* [Passage provided]
Early in February 1973, the warship deployed to the Philippines where she spent the middle of the month engaged in high-speed missile boat attack exercises with larger ships of the Pacific Fleet. She departed Subic Bay on 20 February for a three-day visit to Hong Kong after which she put to sea to return to the Philippines. En route, she joined Tacoma in another series of high-speed missile boat exercises before re-entering Subic Bay on the 26th. On 1 March, the gunboat headed back to Guam, arriving there on the 6th. Six days later, she entered the Naval Ship Repair Facility at Guam for an overhaul. Problems with her gas turbine engine, found during this repair period, affected her operations for most of the remainder of the year. She completed the overhaul—save repairs to her gas turbine—on 20 May.

In order to be available upon arrival of the parts needed to repair her gas turbine, Welch remained in the immediate vicinity of Guam until the end of October, but for three brief interruptions. On 24 May, she put to sea to rescue Yukiko Maru and towed the disabled Japanese ship into Apra Harbor the following day. A week later, she began a week-long, round-trip voyage to Ulithi Atoll in the Caroline Islands for a public affairs visit. The last of these three periods away from Guam came between 30 July and 5 August when she made another surveillance patrol of the northern Marianas. The parts for her gas turbine finally arrived in mid-October, and Welch's repairs were completed early in November. On the 5th, she got underway for her first extended cruise of 1973—a three-week surveillance patrol of the Pacific Trust Territories in the Central Pacific. She returned to Guam on the 24th but, after two weeks of upkeep, departed again for another brief patrol of the northern Marianas. She reentered Apra Harbor on 15 December and remained in the immediate vicinity for the remainder of the year.

Late January and early February 1974 brought interim refresher training in preparation for a four-month deployment. On 11 February, the gunboat departed Apra Harbor in company with two of her sister ships, Tacoma and Marathon. En route to Subic Bay, the three ships participated in a high-speed missile boat attack exercise with and her escorts. They then joined the carrier's task group to observe air operations. On 18 February, Welch entered Subic Bay and, while there, put to sea briefly for another missile boat exercise, this time with the task group. On 4 March, Welch departed Subic Bay with Tacoma for a month of diplomatic port visits in southeast Asia. On her itinerary were Singapore, Port Klang and Penang in Malaysia, and Bandar Seri Begewan on the island of Borneo. On 2 April, she returned to Subic Bay whence she participated in a series of training exercises during April. She got underway from Subic on 4 May bound for Taiwan to visit at Kaohsiung and Keelung. She reentered Subic Bay on the 15th, but she headed back toward Guam on the 21st and arrived there on the 27th.

* [Supplied entries]
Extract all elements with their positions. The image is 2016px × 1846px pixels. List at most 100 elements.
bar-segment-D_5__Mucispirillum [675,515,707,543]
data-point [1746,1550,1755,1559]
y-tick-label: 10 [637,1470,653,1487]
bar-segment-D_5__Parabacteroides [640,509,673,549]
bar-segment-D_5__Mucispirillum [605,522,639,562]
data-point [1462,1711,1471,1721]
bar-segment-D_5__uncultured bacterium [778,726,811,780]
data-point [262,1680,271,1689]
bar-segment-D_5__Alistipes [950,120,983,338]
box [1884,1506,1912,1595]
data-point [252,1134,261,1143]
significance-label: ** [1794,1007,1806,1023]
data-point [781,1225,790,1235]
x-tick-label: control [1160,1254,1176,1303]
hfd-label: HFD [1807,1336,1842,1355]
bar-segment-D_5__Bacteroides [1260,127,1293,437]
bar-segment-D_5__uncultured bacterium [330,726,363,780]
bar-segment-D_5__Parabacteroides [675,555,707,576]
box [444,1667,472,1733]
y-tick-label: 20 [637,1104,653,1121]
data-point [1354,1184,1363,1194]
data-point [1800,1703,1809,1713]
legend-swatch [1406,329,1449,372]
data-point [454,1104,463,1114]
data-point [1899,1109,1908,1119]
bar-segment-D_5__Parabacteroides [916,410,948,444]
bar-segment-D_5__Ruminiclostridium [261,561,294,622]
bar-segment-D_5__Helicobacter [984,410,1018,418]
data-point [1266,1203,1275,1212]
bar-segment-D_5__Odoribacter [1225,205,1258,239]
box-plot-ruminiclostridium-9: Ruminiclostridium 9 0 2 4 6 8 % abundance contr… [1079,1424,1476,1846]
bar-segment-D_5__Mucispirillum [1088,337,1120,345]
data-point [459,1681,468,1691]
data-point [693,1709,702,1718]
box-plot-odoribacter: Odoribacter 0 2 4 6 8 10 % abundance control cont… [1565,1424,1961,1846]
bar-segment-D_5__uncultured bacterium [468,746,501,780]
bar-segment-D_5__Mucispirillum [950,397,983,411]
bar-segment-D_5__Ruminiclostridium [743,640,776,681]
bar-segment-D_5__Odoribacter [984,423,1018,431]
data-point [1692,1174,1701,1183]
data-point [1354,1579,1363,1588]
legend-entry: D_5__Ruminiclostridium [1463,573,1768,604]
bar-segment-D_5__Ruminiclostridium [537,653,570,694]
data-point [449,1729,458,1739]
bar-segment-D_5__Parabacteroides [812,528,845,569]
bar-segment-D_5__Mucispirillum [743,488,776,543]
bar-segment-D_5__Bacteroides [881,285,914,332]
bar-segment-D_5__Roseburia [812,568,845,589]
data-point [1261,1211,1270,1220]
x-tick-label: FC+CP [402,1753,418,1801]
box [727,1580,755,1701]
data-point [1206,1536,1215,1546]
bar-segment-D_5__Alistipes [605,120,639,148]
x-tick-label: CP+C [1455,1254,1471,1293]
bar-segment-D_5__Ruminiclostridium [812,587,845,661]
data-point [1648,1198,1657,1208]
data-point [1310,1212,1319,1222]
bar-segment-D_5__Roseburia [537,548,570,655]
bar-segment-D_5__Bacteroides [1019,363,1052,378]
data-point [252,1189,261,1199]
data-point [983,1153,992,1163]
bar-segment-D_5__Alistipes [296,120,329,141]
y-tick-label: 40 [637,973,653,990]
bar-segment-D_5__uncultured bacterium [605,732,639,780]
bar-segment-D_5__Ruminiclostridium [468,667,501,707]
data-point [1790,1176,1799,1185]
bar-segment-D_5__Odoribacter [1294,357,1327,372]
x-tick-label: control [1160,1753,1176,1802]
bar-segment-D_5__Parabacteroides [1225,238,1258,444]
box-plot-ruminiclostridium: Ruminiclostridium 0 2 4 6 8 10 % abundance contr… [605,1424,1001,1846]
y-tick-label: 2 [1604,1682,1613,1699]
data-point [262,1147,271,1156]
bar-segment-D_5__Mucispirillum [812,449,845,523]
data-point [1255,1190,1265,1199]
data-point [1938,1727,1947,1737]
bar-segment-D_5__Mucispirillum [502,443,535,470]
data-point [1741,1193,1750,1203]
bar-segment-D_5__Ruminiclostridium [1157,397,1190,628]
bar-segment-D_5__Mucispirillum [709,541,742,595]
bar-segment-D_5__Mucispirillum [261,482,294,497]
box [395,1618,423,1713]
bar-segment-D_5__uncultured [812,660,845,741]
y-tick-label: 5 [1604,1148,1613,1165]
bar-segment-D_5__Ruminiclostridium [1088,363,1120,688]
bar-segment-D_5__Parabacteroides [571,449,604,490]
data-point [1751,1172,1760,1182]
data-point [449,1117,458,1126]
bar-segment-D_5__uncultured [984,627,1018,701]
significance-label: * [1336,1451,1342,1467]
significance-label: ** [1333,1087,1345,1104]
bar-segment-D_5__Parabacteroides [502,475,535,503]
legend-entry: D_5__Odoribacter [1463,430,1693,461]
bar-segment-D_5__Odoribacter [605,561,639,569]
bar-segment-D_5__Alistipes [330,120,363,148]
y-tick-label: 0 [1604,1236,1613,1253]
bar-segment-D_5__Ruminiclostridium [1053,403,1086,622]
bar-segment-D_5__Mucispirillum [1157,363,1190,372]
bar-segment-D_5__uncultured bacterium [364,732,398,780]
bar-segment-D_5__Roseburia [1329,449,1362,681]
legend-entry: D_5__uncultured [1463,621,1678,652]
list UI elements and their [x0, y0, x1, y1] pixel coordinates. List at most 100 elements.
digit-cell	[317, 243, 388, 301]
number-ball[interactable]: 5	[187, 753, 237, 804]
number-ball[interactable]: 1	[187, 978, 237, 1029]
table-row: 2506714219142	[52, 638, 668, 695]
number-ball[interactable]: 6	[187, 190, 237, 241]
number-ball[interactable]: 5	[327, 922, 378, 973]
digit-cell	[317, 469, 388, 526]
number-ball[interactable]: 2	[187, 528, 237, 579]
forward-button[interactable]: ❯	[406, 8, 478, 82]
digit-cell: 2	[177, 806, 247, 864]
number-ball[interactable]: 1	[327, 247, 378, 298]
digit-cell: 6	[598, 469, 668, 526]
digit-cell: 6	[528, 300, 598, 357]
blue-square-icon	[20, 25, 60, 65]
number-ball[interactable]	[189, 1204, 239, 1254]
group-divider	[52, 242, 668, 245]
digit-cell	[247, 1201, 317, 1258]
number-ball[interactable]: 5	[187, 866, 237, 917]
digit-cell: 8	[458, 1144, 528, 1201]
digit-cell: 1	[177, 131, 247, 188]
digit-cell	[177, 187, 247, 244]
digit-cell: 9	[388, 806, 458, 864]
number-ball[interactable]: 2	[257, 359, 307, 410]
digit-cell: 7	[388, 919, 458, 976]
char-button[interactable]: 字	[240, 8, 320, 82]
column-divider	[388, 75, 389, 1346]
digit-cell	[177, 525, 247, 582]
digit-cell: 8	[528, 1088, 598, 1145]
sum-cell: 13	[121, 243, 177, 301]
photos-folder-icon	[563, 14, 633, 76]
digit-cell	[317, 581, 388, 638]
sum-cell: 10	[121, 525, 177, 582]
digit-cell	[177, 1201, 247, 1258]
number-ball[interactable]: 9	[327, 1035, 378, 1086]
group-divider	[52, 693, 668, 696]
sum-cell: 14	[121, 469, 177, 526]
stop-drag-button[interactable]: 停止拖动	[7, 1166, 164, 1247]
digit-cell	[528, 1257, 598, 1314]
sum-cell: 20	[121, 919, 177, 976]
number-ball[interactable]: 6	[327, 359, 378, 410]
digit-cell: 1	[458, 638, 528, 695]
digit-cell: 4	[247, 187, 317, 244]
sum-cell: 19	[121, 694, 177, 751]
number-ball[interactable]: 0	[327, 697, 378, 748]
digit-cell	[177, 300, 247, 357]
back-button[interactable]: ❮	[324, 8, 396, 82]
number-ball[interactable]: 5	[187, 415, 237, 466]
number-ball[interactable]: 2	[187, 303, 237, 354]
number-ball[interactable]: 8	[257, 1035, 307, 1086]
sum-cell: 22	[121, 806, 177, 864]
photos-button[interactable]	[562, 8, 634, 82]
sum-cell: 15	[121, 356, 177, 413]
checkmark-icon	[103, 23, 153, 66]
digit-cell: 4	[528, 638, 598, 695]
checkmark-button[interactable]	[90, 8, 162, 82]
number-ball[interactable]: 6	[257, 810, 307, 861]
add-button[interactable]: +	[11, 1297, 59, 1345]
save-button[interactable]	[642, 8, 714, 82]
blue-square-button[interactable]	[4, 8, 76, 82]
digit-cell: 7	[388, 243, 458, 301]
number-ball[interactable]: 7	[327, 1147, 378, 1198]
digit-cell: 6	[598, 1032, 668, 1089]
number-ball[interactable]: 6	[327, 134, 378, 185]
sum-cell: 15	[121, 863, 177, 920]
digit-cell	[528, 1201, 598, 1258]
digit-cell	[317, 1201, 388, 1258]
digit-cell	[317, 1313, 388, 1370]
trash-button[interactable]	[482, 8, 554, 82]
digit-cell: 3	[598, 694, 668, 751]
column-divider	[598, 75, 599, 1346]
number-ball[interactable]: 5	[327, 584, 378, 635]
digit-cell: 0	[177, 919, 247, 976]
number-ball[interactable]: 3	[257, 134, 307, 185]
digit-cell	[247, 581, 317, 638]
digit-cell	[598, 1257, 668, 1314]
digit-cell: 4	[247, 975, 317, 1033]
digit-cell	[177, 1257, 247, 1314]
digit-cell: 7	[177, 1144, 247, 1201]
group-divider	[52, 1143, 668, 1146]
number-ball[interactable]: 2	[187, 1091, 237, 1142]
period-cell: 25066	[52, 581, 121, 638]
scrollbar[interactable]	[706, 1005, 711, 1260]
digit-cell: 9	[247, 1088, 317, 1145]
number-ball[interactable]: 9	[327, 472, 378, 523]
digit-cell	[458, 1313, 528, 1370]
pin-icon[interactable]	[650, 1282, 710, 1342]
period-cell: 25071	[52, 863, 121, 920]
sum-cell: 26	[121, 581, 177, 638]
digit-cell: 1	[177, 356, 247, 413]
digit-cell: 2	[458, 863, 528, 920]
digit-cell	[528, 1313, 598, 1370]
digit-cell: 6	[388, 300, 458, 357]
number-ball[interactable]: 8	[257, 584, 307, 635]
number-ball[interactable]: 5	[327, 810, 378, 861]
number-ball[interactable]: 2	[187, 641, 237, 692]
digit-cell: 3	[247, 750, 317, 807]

* [Problems to work on]
**A)** Please transcribe the Welch passage starting at "Early in February" and ending at "turbine—on 20 May.".
**B)** In the Welch passage, which disabled Japanese ship did the gunboat tow into Apra Harbor?

* [Outputs in order]
**A)**
Early in February 1973, the warship deployed to the Philippines where she spent the middle of the month engaged in high-speed missile boat attack exercises with larger ships of the Pacific Fleet. She departed Subic Bay on 20 February for a three-day visit to Hong Kong after which she put to sea to return to the Philippines. En route, she joined Tacoma in another series of high-speed missile boat exercises before re-entering Subic Bay on the 26th. On 1 March, the gunboat headed back to Guam, arriving there on the 6th. Six days later, she entered the Naval Ship Repair Facility at Guam for an overhaul. Problems with her gas turbine engine, found during this repair period, affected her operations for most of the remainder of the year. She completed the overhaul—save repairs to her gas turbine—on 20 May.

**B)** Yukiko Maru